• _INFORMATION SHOWN_
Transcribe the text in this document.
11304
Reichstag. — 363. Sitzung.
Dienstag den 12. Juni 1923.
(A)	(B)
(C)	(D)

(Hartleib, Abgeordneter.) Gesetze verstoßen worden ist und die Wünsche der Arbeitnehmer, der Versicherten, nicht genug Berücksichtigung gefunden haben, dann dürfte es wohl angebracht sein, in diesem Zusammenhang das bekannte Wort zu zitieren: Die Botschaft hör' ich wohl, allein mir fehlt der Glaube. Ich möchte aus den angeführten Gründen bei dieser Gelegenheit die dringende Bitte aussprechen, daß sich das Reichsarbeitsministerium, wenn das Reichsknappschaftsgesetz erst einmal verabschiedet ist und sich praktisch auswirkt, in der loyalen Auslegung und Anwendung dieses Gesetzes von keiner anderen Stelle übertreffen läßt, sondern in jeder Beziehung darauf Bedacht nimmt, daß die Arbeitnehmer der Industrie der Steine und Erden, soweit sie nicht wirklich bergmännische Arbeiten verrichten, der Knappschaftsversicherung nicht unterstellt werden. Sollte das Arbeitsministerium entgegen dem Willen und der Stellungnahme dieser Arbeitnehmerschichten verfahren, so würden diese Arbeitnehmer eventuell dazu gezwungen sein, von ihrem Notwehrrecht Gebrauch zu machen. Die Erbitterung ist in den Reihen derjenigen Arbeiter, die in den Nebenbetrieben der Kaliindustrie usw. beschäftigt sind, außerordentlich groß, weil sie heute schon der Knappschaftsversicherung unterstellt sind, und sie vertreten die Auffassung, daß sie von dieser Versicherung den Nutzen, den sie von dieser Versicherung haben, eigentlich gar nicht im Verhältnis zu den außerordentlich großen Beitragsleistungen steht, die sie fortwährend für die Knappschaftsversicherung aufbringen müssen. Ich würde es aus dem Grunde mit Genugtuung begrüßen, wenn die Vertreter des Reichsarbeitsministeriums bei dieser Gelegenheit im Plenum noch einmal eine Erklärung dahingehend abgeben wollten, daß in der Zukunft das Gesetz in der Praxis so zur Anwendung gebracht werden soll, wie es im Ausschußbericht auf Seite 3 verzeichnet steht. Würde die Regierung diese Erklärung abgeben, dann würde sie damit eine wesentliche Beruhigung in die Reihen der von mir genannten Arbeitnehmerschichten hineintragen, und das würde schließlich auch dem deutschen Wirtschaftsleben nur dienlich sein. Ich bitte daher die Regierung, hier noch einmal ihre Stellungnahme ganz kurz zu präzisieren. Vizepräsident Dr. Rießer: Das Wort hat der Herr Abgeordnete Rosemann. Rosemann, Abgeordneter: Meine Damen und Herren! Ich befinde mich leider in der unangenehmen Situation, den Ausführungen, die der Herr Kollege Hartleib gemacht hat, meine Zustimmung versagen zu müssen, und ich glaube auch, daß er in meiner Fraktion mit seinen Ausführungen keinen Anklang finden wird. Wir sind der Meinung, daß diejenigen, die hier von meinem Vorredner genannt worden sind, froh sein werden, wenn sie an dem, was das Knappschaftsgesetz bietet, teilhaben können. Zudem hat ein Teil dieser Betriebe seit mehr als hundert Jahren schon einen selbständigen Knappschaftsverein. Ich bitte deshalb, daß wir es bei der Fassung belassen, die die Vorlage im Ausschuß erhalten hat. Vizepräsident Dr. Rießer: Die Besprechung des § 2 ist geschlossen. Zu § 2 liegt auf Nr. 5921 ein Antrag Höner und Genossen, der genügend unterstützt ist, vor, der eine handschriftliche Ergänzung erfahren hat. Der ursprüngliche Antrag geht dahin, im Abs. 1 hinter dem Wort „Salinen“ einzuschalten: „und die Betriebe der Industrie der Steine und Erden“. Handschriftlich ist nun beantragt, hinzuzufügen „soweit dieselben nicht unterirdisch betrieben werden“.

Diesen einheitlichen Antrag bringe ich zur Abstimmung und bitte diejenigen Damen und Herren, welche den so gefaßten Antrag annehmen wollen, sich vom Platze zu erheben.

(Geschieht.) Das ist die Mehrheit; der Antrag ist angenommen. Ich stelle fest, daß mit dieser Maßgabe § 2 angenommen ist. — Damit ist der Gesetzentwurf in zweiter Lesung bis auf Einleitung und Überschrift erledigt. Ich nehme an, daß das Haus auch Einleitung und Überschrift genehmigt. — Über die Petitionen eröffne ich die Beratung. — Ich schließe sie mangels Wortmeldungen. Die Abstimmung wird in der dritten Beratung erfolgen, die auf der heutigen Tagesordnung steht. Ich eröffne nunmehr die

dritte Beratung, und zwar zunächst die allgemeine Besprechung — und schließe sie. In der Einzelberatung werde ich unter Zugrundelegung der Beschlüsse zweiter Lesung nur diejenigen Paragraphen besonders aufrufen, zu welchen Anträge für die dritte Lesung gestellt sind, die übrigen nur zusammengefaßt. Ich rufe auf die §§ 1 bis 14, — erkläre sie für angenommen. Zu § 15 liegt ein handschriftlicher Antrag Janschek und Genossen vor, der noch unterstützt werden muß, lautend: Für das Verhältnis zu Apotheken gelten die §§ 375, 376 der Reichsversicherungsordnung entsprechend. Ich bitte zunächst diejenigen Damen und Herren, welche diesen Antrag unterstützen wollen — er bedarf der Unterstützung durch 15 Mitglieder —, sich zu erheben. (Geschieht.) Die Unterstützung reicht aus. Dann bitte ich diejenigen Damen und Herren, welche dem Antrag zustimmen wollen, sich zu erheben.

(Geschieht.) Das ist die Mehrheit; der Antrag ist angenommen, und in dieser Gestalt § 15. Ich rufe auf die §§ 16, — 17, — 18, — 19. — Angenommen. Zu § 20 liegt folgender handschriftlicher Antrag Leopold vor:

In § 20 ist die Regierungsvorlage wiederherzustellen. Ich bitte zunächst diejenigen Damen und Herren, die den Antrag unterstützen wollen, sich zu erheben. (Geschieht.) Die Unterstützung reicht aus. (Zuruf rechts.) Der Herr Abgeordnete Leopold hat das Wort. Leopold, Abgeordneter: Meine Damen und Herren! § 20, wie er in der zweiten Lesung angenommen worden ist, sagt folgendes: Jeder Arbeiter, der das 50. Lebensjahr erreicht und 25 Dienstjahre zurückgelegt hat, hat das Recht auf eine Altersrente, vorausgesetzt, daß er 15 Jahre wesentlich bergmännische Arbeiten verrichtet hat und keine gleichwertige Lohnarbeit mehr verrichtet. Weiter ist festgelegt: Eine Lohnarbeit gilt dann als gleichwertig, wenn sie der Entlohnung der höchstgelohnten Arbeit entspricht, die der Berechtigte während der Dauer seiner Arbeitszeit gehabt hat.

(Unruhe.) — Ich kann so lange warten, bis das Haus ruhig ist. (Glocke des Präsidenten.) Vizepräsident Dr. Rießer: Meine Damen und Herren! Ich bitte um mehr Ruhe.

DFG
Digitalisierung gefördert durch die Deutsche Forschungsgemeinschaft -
---
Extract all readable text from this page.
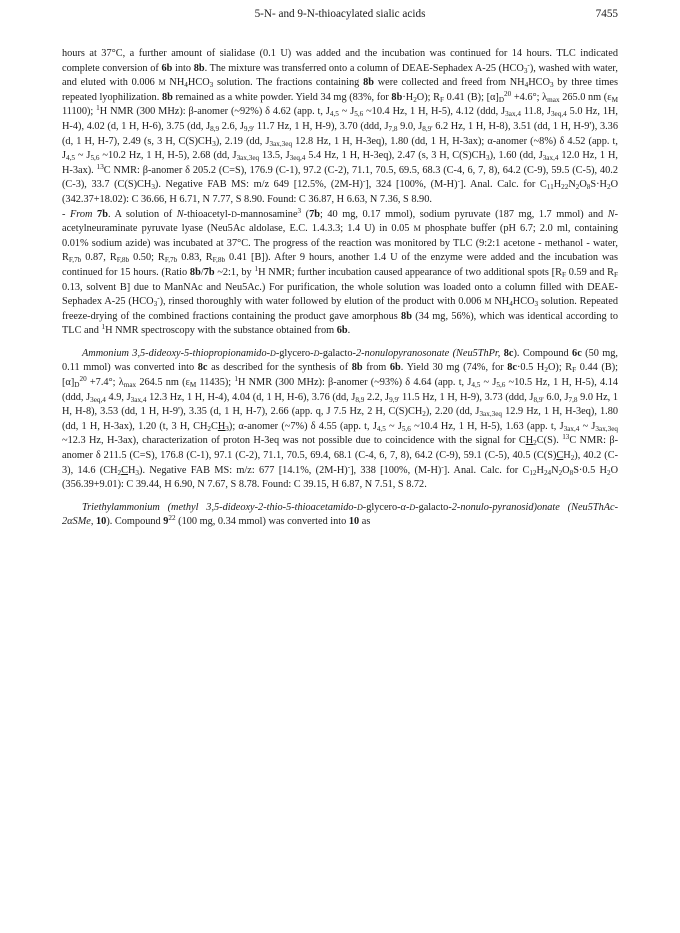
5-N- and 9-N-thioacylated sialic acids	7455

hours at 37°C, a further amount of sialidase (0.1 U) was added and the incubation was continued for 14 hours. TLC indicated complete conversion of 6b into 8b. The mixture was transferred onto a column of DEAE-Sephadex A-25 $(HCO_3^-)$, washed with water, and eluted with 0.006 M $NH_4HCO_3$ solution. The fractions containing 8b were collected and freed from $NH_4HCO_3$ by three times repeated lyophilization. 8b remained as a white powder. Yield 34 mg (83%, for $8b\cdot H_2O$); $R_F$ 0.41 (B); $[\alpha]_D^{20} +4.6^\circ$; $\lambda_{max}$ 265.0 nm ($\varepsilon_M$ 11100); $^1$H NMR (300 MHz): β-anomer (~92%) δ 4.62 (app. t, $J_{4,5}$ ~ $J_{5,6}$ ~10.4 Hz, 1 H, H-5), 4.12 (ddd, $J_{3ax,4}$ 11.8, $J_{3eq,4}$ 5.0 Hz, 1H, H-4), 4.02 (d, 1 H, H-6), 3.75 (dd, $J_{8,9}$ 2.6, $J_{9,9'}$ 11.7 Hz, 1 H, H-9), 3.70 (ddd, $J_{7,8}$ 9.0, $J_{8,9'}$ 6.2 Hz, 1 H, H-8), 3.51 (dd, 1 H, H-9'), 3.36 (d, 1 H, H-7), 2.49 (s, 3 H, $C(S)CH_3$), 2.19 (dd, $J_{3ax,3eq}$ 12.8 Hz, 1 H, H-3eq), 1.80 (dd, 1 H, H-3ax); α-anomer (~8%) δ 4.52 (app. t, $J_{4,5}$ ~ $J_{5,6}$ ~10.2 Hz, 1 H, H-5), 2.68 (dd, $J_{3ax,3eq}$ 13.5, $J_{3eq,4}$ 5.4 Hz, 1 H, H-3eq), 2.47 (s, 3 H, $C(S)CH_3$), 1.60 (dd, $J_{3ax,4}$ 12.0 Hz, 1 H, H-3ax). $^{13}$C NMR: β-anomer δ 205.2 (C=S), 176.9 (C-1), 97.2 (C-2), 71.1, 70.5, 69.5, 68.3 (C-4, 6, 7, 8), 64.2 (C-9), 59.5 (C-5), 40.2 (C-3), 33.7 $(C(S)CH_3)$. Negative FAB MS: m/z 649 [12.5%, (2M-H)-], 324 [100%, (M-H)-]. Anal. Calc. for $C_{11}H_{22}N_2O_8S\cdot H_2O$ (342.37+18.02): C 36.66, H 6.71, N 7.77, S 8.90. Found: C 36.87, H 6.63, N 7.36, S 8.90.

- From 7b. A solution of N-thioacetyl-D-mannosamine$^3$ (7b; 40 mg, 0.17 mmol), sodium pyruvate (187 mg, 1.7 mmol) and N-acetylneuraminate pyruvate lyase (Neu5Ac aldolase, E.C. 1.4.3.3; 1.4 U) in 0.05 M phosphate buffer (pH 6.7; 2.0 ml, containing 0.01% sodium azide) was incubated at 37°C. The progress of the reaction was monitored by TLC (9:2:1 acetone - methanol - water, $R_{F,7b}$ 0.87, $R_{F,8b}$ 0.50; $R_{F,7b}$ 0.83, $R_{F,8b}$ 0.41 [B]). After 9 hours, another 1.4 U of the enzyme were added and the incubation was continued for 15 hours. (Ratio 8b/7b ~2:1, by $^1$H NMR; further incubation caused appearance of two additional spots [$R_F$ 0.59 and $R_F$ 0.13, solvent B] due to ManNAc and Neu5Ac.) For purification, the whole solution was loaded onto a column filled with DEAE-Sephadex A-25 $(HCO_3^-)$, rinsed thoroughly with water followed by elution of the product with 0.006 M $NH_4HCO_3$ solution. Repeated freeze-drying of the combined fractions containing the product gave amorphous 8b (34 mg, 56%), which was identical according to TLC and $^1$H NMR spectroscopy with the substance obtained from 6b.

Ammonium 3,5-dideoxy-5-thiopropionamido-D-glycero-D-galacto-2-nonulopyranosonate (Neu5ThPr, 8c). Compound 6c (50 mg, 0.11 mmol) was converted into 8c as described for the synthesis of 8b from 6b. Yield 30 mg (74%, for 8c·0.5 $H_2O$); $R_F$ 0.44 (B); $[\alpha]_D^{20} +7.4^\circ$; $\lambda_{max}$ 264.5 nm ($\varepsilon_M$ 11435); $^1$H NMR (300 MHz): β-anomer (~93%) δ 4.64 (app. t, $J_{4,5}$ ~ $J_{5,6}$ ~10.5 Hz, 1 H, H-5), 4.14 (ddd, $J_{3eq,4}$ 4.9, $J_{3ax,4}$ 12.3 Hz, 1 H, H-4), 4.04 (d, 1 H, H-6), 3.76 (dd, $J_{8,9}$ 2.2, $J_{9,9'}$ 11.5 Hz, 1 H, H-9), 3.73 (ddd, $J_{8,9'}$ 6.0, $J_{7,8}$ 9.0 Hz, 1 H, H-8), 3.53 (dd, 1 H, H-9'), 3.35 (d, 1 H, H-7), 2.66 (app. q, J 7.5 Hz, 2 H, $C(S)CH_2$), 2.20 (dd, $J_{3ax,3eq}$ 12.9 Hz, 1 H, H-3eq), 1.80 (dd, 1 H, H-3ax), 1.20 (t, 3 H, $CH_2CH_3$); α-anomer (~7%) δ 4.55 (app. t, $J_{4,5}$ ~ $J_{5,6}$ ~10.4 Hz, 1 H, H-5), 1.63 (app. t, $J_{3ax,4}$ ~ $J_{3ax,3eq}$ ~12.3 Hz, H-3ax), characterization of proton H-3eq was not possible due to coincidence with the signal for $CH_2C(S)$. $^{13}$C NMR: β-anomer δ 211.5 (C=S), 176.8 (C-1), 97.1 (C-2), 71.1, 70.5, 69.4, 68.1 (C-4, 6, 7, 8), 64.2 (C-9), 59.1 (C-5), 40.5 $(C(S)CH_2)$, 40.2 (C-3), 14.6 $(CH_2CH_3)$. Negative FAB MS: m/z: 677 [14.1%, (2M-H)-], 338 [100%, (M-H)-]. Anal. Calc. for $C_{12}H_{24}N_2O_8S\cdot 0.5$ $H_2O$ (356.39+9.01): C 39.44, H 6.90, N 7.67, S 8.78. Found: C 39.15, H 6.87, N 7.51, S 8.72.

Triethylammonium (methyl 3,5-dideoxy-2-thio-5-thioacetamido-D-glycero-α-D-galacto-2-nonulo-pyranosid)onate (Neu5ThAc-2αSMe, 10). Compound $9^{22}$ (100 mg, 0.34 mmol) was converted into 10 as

• _PROBLEM DESCRIPTION_
Would you copy every line of the entries that includes the word "this"?

• _OUTPUT OF THE TASK_
Transcribe the text in this document.
Extract all readable text from this page.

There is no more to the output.